- WHAT IS EXPECTED
The exercise asks you to copy every line below in which "right" appears.

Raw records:
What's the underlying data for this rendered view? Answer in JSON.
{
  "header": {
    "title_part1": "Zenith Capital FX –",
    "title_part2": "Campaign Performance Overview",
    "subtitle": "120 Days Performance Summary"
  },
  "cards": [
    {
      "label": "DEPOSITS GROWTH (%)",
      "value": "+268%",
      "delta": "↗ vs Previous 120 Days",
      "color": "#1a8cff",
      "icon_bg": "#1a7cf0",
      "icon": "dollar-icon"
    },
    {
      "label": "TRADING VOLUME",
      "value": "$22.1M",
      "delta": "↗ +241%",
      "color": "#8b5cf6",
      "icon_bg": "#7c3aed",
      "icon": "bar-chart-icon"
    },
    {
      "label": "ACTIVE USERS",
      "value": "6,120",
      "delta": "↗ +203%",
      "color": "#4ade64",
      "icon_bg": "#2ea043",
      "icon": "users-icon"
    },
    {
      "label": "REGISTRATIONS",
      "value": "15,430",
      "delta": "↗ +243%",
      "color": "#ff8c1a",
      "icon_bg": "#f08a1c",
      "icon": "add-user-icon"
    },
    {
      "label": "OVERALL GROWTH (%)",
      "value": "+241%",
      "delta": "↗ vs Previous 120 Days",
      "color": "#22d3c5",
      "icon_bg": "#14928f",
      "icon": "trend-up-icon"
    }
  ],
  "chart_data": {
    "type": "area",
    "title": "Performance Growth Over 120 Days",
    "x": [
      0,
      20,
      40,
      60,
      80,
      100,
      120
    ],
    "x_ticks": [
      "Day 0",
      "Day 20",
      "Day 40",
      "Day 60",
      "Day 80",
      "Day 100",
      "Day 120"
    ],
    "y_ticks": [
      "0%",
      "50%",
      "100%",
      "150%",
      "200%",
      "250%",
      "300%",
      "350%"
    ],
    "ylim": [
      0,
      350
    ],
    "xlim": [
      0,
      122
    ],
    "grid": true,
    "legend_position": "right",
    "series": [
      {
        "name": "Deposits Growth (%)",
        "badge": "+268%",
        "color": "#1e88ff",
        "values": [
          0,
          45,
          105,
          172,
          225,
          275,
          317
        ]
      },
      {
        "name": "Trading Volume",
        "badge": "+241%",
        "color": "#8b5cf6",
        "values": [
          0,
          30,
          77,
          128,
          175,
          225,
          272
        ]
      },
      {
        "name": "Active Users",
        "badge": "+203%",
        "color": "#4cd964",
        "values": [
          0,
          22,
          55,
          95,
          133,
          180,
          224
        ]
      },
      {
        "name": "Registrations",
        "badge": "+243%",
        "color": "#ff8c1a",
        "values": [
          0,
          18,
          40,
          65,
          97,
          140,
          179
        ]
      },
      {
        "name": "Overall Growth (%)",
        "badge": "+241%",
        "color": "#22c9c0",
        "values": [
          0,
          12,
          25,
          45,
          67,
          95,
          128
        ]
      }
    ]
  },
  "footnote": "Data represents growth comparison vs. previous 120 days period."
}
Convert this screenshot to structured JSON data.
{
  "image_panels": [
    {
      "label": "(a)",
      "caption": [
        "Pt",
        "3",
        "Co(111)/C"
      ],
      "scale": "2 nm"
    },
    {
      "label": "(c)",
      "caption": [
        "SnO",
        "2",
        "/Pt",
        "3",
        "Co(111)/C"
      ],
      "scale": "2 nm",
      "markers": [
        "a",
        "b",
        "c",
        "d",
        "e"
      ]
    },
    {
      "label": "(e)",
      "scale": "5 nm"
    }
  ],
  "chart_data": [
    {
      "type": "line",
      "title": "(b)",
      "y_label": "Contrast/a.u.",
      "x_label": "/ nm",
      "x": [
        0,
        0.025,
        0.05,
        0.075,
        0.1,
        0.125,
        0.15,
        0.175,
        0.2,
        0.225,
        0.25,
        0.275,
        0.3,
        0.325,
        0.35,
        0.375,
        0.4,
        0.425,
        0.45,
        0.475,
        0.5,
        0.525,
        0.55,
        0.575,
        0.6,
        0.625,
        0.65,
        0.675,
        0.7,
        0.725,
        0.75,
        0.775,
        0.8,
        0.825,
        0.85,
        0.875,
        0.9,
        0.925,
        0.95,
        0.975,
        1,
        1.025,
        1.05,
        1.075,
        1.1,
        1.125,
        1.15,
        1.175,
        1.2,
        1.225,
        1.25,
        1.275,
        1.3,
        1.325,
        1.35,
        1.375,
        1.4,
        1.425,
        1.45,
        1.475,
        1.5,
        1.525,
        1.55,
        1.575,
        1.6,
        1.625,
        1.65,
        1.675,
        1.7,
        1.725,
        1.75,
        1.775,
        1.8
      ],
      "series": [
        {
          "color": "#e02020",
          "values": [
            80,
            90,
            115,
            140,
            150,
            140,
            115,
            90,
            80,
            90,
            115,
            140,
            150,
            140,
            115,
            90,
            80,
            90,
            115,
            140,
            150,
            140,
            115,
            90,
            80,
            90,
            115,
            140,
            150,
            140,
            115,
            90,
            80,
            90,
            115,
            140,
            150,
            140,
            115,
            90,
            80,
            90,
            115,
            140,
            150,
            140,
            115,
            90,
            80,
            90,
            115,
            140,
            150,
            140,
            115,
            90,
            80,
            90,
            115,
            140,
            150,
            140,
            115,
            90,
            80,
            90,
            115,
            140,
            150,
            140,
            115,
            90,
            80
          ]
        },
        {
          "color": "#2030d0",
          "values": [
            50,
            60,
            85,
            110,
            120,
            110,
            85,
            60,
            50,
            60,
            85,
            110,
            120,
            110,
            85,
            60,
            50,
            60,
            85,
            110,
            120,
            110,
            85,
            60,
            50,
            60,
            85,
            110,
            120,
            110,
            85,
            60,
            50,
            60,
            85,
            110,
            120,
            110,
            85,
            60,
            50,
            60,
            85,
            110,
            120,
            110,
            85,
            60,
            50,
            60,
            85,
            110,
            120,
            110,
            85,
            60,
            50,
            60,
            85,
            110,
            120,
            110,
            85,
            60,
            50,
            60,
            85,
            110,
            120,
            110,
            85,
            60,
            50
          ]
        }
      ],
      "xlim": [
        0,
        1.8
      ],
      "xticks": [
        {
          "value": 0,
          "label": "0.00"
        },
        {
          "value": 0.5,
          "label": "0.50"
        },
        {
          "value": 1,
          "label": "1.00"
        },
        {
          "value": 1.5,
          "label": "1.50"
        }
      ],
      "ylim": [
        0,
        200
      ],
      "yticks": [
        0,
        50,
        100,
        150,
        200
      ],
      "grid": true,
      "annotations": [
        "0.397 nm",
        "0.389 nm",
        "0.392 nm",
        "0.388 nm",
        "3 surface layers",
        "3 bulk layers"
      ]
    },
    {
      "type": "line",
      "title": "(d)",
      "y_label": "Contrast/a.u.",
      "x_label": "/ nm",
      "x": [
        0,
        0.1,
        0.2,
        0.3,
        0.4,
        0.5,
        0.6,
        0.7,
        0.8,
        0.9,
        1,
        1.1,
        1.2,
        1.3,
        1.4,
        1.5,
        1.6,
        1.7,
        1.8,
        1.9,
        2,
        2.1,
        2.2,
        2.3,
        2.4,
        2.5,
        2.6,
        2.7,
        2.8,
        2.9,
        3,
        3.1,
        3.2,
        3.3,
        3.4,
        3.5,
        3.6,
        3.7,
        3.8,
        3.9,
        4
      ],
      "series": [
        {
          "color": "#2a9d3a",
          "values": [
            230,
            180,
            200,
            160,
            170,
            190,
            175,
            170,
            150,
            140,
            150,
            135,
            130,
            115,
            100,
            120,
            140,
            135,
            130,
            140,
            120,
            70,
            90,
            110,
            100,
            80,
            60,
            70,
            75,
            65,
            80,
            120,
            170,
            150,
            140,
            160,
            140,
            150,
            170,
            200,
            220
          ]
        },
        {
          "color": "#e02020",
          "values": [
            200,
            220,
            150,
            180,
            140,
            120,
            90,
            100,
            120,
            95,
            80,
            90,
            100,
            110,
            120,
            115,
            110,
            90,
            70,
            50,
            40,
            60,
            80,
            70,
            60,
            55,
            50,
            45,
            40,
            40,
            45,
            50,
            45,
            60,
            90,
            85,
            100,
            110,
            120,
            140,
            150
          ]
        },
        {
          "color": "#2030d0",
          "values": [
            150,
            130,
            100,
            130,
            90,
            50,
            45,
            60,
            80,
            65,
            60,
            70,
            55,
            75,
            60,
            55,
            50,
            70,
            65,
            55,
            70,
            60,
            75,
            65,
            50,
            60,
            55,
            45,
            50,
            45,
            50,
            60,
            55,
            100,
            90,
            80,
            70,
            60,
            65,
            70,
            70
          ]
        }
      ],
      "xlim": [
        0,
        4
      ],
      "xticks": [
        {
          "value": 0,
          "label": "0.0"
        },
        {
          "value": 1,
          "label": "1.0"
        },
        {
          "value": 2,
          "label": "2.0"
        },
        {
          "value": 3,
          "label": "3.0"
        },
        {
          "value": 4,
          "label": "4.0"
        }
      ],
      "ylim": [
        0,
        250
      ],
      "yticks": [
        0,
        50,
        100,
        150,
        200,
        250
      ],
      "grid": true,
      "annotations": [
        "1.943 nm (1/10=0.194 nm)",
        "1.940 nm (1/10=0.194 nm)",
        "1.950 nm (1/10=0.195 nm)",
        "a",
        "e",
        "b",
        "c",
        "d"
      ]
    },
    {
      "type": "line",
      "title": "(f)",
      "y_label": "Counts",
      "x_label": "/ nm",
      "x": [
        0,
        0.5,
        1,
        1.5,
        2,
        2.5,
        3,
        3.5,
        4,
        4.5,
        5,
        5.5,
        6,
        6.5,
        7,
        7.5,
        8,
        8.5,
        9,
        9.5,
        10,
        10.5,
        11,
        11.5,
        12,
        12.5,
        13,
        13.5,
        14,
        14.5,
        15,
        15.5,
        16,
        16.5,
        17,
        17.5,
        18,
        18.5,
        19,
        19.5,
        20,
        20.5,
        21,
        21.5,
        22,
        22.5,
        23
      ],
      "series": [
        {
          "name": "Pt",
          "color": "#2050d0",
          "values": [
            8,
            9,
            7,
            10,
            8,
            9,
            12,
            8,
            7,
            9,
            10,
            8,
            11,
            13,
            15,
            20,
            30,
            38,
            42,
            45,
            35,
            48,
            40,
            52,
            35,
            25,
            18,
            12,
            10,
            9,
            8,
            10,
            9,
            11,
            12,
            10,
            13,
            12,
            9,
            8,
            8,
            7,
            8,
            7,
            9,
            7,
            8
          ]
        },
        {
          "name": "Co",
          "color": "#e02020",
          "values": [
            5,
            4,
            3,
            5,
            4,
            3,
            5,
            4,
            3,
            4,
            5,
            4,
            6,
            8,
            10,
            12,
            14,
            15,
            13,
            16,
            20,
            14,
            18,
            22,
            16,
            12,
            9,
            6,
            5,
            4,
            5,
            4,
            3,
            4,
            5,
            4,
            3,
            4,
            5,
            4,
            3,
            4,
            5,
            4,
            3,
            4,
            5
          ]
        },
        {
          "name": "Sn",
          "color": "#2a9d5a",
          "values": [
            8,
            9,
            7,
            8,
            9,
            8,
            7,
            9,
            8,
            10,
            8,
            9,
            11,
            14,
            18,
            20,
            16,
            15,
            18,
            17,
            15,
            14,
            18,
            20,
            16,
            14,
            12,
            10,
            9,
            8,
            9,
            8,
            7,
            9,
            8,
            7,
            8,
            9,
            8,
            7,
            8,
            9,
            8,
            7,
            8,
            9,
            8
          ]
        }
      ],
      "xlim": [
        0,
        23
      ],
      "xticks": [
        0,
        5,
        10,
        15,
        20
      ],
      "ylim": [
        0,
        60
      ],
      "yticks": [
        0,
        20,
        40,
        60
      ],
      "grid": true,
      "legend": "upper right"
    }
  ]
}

- EXERCISE ANSWER
    "legend_position": "right",
      "legend": "upper right"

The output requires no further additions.